Sift the listing for lines that hold the string "ummat" and pull them out.

Lines of data:
▼

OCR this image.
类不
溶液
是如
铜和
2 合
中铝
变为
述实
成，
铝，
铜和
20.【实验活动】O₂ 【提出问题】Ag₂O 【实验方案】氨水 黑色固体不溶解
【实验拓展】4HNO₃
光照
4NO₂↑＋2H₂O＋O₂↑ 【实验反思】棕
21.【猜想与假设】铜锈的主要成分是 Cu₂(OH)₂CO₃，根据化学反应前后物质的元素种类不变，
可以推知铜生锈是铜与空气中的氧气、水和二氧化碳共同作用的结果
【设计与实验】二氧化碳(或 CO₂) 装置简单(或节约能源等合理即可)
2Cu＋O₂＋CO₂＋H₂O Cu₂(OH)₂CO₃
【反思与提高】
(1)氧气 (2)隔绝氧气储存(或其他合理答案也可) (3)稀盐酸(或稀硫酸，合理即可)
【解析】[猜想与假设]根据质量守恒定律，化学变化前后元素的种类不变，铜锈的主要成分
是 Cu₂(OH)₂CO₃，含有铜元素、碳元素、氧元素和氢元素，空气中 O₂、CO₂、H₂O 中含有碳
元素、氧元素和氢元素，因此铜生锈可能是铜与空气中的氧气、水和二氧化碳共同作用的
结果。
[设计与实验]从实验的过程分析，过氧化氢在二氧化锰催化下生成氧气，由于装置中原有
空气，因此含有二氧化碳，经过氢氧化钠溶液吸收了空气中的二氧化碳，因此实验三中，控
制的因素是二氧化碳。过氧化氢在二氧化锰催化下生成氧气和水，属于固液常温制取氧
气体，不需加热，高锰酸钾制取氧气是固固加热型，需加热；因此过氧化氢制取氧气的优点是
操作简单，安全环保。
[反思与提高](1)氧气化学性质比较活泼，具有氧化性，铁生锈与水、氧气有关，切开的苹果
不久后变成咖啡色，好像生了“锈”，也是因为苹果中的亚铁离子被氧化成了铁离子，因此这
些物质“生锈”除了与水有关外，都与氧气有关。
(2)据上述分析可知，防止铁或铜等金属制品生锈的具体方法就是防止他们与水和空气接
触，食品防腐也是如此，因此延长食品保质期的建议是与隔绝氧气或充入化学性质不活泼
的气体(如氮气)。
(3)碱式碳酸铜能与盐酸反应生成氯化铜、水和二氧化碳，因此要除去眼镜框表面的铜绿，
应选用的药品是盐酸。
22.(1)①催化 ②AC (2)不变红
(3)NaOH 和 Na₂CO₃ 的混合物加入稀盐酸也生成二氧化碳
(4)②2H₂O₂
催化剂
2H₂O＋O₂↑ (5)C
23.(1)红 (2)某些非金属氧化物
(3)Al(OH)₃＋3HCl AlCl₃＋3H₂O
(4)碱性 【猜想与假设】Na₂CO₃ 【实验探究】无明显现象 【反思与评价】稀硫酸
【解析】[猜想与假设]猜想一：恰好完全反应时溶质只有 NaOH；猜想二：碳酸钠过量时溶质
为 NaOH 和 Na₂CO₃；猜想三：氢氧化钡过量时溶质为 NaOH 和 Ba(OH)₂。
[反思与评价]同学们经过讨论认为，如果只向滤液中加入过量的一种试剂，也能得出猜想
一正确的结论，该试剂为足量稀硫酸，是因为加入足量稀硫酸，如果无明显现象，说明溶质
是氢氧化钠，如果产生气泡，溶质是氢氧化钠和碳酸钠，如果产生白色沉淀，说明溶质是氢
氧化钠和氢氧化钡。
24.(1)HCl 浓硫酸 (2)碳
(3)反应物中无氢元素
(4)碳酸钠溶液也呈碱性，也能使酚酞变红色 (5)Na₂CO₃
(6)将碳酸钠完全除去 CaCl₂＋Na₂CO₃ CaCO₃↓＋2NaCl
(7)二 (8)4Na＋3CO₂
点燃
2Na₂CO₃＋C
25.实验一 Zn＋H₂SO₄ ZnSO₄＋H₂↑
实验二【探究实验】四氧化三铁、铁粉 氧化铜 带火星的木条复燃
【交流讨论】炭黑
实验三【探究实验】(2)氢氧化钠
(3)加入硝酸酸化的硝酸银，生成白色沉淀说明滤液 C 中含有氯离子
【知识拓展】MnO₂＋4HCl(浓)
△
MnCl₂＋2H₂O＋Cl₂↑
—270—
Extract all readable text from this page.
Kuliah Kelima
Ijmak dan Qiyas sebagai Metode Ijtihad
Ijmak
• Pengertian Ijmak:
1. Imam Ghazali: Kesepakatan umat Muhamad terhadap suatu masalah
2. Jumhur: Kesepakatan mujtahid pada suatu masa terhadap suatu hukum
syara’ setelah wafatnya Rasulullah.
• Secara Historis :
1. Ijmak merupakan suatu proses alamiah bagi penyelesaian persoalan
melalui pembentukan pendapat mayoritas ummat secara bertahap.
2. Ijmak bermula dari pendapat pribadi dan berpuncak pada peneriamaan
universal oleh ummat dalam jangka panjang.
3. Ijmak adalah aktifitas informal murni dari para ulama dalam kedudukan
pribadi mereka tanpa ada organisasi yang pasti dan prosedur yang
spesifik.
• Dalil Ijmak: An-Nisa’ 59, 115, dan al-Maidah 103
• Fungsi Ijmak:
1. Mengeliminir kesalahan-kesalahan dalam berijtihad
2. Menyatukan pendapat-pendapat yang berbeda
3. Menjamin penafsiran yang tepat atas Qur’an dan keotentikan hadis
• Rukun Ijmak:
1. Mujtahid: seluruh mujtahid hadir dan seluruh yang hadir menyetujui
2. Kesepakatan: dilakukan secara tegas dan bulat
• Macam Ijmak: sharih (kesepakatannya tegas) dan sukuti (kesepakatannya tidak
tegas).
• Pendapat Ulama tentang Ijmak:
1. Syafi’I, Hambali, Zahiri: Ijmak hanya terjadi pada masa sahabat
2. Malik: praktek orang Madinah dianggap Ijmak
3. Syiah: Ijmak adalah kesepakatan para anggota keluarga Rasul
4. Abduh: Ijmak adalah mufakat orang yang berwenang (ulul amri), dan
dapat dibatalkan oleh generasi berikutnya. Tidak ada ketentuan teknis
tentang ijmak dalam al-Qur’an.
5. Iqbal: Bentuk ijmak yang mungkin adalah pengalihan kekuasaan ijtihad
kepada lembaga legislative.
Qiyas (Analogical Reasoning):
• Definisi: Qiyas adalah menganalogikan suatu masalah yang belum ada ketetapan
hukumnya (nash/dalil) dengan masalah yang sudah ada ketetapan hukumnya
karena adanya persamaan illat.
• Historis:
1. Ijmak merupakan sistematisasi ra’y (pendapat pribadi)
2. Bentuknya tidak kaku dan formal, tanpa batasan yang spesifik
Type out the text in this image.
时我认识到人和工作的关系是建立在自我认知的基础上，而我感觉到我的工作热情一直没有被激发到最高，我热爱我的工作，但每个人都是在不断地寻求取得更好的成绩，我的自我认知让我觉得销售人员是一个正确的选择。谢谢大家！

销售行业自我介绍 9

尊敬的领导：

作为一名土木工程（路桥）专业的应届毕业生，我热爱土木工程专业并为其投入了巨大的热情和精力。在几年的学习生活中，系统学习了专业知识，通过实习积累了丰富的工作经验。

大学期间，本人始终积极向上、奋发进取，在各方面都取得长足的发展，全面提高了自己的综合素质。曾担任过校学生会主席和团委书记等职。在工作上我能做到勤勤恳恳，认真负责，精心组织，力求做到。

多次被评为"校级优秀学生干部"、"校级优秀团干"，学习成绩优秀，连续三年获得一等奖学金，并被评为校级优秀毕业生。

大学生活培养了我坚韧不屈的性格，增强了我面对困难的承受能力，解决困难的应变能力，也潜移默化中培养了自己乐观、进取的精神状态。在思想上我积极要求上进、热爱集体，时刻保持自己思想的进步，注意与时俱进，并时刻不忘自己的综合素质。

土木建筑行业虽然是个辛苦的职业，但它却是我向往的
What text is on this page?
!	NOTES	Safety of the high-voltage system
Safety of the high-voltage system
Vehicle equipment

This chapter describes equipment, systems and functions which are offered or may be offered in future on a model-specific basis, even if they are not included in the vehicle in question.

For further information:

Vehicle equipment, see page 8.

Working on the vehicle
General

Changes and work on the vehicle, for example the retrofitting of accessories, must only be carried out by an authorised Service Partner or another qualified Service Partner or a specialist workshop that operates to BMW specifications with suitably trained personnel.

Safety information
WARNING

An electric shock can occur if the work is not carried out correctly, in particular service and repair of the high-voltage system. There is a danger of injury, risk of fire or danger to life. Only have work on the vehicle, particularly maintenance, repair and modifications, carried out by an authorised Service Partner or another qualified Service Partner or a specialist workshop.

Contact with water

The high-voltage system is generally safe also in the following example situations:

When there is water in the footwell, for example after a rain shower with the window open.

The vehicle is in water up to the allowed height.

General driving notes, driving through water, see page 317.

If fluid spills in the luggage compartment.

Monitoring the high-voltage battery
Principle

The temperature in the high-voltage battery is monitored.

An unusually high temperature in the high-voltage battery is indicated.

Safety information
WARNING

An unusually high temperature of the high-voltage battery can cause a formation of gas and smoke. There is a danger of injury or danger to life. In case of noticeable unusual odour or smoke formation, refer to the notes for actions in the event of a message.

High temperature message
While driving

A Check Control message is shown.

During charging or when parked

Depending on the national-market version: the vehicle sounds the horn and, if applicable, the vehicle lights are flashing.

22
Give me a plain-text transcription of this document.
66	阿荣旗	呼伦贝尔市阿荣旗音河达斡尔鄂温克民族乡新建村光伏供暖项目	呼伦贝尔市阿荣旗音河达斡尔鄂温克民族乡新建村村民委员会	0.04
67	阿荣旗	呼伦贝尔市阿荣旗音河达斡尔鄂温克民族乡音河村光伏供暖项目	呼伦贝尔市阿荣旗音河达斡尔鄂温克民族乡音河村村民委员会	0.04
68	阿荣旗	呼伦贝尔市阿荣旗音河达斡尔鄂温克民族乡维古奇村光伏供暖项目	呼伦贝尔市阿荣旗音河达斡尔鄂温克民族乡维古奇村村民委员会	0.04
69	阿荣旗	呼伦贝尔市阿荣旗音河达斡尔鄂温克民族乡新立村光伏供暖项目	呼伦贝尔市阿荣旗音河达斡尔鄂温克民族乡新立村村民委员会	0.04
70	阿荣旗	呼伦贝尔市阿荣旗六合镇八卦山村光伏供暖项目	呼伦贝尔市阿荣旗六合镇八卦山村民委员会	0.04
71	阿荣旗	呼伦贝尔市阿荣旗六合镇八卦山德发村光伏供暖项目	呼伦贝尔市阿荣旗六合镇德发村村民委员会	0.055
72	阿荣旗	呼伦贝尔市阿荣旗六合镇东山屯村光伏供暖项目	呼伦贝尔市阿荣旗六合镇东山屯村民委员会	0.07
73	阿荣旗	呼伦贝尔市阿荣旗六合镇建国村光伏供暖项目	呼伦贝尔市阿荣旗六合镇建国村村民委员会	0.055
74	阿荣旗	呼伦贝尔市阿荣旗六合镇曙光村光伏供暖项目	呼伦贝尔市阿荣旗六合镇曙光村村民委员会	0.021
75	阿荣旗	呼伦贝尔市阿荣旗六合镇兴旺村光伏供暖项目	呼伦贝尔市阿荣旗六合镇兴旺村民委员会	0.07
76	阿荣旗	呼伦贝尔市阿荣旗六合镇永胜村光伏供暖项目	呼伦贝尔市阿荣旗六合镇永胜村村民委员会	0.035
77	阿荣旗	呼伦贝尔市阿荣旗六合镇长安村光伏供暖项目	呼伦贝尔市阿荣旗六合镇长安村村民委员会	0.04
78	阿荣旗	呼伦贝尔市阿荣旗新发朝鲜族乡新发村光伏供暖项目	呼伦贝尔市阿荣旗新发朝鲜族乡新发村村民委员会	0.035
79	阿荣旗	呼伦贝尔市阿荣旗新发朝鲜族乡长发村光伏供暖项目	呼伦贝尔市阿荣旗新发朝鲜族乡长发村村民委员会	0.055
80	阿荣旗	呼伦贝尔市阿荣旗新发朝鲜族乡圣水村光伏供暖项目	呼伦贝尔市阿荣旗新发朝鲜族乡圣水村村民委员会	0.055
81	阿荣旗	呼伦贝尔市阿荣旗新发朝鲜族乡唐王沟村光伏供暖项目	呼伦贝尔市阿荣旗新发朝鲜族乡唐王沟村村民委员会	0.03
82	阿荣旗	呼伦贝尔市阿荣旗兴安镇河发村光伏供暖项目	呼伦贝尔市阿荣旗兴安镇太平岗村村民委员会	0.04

▲

* THE ANSWER:
melalui pembentukan pendapat mayoritas ummat secara bertahap.
universal oleh ummat dalam jangka panjang.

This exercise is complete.